Task directions.
Your answer should repeat the entries in full, exactly as given, with no pictures.

--- Records for this task ---

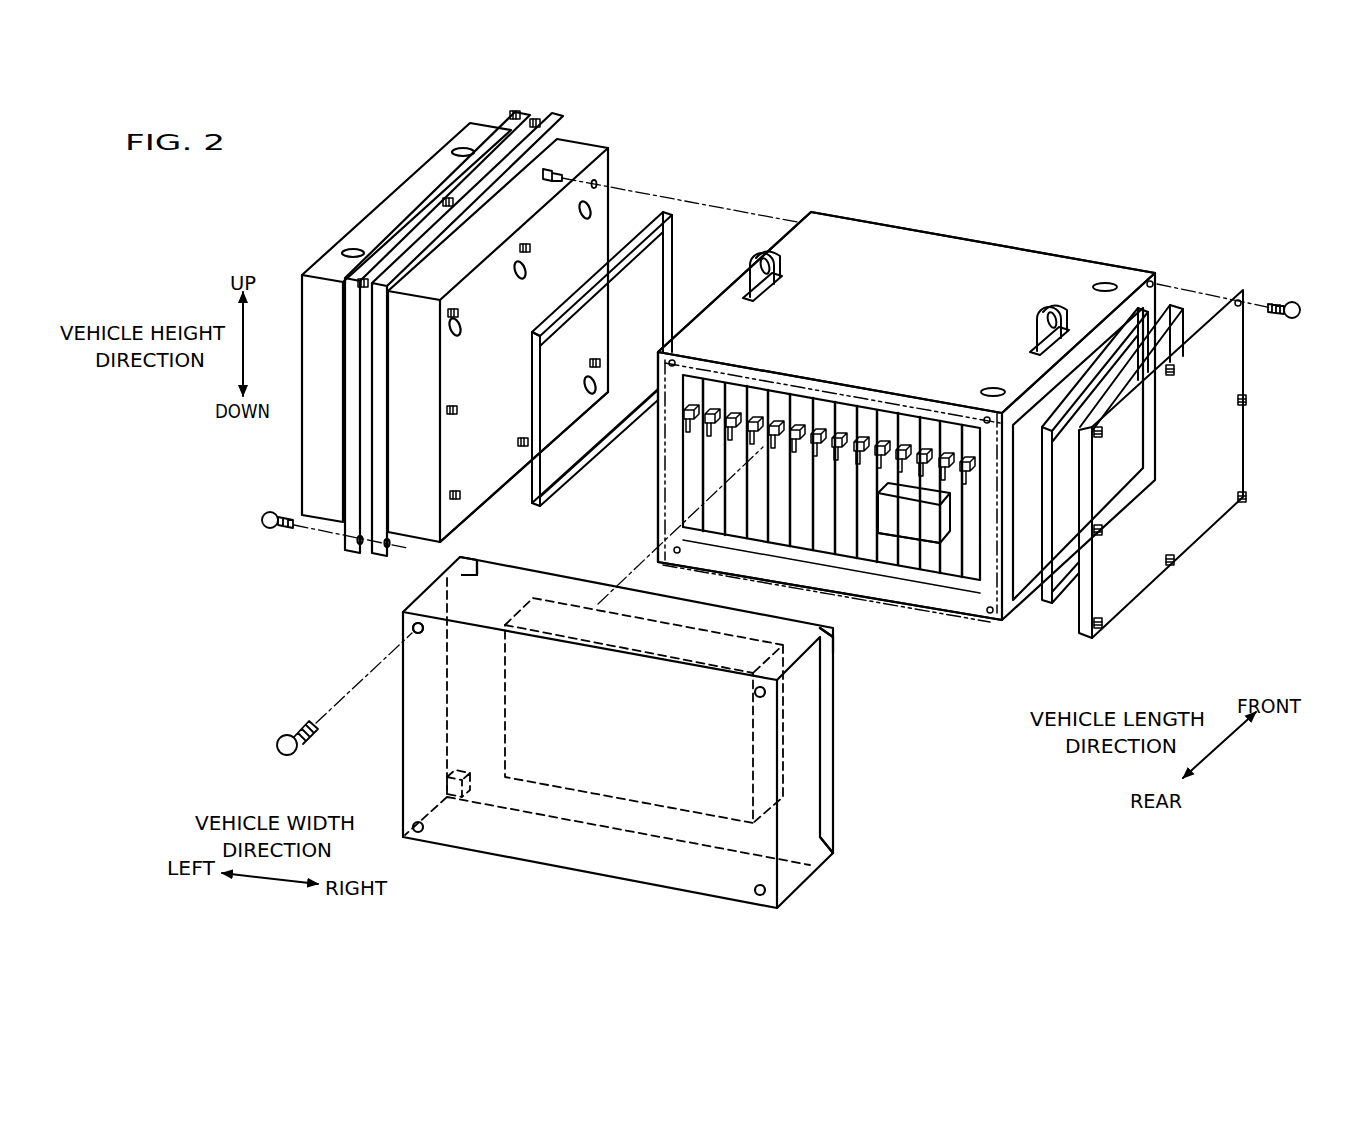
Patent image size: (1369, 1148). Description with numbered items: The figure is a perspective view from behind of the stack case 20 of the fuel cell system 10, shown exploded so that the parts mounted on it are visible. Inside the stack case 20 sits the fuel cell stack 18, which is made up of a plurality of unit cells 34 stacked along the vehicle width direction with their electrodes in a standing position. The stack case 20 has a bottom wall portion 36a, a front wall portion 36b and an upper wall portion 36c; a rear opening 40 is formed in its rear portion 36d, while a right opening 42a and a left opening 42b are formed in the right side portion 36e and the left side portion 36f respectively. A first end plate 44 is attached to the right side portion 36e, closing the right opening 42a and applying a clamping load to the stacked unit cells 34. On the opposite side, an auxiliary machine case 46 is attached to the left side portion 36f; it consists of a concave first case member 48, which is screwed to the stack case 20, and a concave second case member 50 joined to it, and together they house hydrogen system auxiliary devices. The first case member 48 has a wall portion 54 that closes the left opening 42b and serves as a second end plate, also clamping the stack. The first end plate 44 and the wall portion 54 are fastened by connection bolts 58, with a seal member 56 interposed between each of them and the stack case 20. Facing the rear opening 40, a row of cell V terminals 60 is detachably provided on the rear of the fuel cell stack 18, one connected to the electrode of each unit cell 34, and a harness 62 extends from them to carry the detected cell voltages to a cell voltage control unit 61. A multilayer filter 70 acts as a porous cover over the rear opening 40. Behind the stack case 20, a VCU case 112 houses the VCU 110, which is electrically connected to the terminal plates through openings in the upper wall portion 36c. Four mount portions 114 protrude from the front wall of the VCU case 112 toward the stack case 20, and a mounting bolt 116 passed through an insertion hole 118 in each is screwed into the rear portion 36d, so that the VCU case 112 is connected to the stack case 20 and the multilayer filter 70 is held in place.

The electrical device 10 is at (1150, 222).
The fuel cell stack 18 is at (718, 400).
The stack case 20 is at (1034, 245).
The unit cell 34 is at (848, 413).
The bottom wall portion 36a is at (873, 600).
The front wall portion 36b is at (964, 240).
The upper wall portion 36c is at (850, 240).
The rear portion 36d is at (680, 500).
The right side portion 36e is at (1026, 582).
The left side portion 36f is at (722, 296).
The rear opening 40 is at (770, 405).
The right opening 42a is at (1087, 357).
The left opening 42b is at (779, 215).
The first end plate 44 is at (1225, 452).
The auxiliary machine case 46 is at (435, 324).
The first case member 48 is at (520, 190).
The second case member 50 is at (472, 133).
The wall portion 54 is at (480, 478).
The seal member 56 is at (663, 212).
The connection bolt 58 is at (558, 163).
The cell V terminal 60 is at (932, 440).
The cell voltage control unit 61 is at (927, 548).
The harness 62 is at (935, 468).
The multilayer filter 70 is at (960, 622).
The VCU 110 is at (783, 745).
The VCU case 112 is at (420, 793).
The mount portion 114 is at (466, 563).
The mounting bolt 116 is at (280, 738).
The insertion hole 118 is at (412, 628).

---

Worked solution.
Patent image size: (1369, 1148). Description with numbered items: The figure is a perspective view from behind of the stack case 20 of the fuel cell system 10, shown exploded so that the parts mounted on it are visible. Inside the stack case 20 sits the fuel cell stack 18, which is made up of a plurality of unit cells 34 stacked along the vehicle width direction with their electrodes in a standing position. The stack case 20 has a bottom wall portion 36a, a front wall portion 36b and an upper wall portion 36c; a rear opening 40 is formed in its rear portion 36d, while a right opening 42a and a left opening 42b are formed in the right side portion 36e and the left side portion 36f respectively. A first end plate 44 is attached to the right side portion 36e, closing the right opening 42a and applying a clamping load to the stacked unit cells 34. On the opposite side, an auxiliary machine case 46 is attached to the left side portion 36f; it consists of a concave first case member 48, which is screwed to the stack case 20, and a concave second case member 50 joined to it, and together they house hydrogen system auxiliary devices. The first case member 48 has a wall portion 54 that closes the left opening 42b and serves as a second end plate, also clamping the stack. The first end plate 44 and the wall portion 54 are fastened by connection bolts 58, with a seal member 56 interposed between each of them and the stack case 20. Facing the rear opening 40, a row of cell V terminals 60 is detachably provided on the rear of the fuel cell stack 18, one connected to the electrode of each unit cell 34, and a harness 62 extends from them to carry the detected cell voltages to a cell voltage control unit 61. A multilayer filter 70 acts as a porous cover over the rear opening 40. Behind the stack case 20, a VCU case 112 houses the VCU 110, which is electrically connected to the terminal plates through openings in the upper wall portion 36c. Four mount portions 114 protrude from the front wall of the VCU case 112 toward the stack case 20, and a mounting bolt 116 passed through an insertion hole 118 in each is screwed into the rear portion 36d, so that the VCU case 112 is connected to the stack case 20 and the multilayer filter 70 is held in place.

The electrical device 10 is at (1150, 222).
The fuel cell stack 18 is at (718, 400).
The stack case 20 is at (1034, 245).
The unit cell 34 is at (848, 413).
The bottom wall portion 36a is at (873, 600).
The front wall portion 36b is at (964, 240).
The upper wall portion 36c is at (850, 240).
The rear portion 36d is at (680, 500).
The right side portion 36e is at (1026, 582).
The left side portion 36f is at (722, 296).
The rear opening 40 is at (770, 405).
The right opening 42a is at (1087, 357).
The left opening 42b is at (779, 215).
The first end plate 44 is at (1225, 452).
The auxiliary machine case 46 is at (435, 324).
The first case member 48 is at (520, 190).
The second case member 50 is at (472, 133).
The wall portion 54 is at (480, 478).
The seal member 56 is at (663, 212).
The connection bolt 58 is at (558, 163).
The cell V terminal 60 is at (932, 440).
The cell voltage control unit 61 is at (927, 548).
The harness 62 is at (935, 468).
The multilayer filter 70 is at (960, 622).
The VCU 110 is at (783, 745).
The VCU case 112 is at (420, 793).
The mount portion 114 is at (466, 563).
The mounting bolt 116 is at (280, 738).
The insertion hole 118 is at (412, 628).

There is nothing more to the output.